▶ _Exercise_
Select, from the data, each line where "background" occurs.

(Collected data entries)
○ ○ ○ ○

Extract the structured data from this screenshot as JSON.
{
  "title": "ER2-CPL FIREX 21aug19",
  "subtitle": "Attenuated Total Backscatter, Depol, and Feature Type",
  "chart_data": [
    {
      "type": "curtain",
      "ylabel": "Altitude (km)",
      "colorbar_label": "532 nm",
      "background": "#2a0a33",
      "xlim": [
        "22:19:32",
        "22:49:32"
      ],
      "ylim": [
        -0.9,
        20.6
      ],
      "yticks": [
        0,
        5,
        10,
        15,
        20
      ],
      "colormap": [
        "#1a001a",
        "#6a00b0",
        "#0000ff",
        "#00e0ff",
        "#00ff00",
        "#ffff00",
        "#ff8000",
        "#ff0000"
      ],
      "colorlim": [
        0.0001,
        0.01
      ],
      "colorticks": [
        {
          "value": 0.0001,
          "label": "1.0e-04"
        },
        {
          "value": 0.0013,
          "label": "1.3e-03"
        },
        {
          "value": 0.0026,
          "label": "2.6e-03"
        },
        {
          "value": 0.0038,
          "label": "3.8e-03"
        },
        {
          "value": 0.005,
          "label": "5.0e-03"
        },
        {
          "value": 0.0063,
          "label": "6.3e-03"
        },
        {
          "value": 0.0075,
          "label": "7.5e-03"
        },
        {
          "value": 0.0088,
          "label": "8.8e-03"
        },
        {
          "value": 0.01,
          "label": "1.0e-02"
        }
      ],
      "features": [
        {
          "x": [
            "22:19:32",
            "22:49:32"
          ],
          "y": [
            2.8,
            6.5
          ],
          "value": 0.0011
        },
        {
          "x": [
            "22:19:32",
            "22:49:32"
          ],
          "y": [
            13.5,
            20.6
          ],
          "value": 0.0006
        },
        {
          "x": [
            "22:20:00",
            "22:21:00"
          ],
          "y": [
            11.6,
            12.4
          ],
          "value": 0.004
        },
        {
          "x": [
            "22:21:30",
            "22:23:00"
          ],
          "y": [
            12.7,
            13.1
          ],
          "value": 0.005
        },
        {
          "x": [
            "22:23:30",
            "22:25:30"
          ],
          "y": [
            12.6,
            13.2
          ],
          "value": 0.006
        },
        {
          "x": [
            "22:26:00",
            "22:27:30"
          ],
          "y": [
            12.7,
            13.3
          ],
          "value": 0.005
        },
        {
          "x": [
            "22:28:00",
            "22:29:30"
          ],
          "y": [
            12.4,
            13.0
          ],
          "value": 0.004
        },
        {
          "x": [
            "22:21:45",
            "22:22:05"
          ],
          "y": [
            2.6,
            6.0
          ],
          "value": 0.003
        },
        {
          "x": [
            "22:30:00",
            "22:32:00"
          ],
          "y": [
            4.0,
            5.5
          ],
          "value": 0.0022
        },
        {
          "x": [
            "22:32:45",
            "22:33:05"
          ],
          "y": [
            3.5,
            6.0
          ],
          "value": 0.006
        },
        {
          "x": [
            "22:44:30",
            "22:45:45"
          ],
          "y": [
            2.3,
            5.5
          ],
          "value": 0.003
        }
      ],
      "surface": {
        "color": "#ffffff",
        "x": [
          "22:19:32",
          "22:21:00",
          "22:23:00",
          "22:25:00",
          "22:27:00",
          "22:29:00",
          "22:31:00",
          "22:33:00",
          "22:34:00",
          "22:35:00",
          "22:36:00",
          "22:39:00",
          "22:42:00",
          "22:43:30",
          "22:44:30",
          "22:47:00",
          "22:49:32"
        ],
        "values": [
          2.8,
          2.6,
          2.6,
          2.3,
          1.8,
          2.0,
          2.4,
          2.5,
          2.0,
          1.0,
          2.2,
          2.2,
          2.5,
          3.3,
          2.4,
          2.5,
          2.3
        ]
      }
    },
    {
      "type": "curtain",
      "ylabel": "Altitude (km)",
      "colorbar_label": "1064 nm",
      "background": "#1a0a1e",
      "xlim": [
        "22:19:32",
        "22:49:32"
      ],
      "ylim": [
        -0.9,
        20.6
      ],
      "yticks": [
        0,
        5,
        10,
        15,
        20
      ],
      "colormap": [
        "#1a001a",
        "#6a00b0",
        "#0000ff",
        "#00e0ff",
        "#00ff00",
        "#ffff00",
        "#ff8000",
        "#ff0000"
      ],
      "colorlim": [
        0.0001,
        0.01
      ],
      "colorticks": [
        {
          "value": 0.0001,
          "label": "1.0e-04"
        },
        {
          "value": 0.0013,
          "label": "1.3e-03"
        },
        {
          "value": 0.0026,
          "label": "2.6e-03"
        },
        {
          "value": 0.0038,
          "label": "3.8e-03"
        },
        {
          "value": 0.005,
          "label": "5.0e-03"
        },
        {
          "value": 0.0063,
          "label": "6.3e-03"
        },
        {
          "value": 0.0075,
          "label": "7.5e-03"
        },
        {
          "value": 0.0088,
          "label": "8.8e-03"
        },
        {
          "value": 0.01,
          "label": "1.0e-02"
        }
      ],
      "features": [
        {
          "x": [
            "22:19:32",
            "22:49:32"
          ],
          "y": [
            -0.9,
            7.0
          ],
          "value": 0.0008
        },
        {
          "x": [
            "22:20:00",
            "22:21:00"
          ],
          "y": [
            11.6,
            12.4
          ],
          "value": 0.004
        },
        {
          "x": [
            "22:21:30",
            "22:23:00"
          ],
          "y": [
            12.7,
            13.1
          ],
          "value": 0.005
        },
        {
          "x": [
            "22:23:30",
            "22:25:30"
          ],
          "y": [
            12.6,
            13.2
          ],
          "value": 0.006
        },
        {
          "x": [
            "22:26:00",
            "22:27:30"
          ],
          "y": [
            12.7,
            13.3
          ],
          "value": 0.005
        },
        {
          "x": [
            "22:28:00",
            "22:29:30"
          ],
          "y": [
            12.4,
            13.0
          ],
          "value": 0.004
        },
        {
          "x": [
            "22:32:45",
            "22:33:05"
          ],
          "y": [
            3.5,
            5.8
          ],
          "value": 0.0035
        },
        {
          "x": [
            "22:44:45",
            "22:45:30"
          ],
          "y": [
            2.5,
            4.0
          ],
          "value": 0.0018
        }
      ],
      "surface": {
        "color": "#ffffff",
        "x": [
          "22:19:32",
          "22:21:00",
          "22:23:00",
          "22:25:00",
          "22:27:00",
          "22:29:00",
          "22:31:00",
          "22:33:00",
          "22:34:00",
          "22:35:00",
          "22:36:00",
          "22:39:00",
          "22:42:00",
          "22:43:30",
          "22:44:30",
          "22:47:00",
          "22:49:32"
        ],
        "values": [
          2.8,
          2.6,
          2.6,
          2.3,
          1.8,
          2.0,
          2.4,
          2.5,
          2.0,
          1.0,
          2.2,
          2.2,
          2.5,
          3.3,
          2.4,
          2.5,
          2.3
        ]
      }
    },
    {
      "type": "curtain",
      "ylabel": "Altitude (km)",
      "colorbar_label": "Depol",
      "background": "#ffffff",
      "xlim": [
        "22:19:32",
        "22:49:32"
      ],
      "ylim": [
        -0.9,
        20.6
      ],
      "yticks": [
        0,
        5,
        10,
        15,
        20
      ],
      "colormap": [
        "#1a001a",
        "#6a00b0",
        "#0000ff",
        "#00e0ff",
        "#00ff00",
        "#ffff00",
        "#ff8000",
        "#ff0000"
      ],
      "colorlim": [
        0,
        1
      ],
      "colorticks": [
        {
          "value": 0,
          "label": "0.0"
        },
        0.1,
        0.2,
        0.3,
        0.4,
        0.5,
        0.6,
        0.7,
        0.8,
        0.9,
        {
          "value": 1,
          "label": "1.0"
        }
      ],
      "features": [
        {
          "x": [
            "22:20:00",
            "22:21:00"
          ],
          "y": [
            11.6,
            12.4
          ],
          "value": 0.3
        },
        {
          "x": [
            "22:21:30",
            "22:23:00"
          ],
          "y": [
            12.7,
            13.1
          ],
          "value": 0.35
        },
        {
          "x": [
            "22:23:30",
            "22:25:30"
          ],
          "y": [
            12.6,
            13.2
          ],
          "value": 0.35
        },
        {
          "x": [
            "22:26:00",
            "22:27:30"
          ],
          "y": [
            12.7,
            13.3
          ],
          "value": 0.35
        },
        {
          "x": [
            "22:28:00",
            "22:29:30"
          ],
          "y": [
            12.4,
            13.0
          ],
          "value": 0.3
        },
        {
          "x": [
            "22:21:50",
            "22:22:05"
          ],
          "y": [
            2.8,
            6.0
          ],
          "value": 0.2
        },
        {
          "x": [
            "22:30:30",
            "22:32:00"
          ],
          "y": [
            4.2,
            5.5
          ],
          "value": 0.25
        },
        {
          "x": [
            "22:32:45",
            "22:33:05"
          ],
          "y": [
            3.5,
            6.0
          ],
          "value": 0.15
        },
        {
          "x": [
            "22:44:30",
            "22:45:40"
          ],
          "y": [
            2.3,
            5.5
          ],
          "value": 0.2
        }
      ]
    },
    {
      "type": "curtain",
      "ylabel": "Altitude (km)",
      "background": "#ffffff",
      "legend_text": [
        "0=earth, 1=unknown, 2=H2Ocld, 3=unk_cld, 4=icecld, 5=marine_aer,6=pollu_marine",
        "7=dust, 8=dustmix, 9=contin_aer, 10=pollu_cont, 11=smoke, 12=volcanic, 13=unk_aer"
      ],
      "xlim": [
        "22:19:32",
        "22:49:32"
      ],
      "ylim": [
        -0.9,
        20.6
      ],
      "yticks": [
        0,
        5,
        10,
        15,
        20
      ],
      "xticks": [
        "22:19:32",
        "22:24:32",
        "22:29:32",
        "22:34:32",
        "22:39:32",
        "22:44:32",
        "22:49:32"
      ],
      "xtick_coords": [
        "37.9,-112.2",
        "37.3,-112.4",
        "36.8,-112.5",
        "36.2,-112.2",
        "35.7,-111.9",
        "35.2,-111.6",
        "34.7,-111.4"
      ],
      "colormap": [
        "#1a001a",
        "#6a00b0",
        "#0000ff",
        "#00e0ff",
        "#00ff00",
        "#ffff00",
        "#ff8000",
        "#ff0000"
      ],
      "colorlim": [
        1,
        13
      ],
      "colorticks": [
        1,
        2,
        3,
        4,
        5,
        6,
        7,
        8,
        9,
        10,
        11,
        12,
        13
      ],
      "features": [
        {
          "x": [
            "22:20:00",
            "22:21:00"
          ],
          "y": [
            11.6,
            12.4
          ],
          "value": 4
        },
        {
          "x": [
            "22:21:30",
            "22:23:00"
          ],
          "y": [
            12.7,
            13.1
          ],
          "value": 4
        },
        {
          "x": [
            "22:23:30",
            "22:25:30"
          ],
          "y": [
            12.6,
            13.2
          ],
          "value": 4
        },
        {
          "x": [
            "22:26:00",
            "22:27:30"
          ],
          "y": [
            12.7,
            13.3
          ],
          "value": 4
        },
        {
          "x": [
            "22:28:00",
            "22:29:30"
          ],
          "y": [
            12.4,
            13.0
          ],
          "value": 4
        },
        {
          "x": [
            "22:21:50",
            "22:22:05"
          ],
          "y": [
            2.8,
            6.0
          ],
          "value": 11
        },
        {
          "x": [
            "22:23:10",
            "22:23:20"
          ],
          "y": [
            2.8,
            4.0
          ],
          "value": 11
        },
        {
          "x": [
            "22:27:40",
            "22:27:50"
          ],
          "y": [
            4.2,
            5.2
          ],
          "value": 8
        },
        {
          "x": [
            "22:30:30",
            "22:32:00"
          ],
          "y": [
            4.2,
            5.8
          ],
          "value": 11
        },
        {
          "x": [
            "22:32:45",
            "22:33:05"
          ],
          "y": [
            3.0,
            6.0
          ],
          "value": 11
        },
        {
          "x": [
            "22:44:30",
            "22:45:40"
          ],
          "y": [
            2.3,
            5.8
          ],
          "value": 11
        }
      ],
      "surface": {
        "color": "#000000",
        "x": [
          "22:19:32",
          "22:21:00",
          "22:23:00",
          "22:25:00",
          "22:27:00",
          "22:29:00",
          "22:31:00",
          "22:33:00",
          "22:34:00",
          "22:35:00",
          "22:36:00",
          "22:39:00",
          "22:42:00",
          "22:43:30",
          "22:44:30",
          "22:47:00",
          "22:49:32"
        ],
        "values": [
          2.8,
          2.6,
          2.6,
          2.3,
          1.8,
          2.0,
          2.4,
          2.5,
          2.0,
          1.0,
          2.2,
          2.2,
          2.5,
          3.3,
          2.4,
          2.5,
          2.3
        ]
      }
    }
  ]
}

○ ○ ○ ○

▶ _Answer in full_
      "background": "#2a0a33",
      "background": "#1a0a1e",
      "background": "#ffffff",
      "background": "#ffffff",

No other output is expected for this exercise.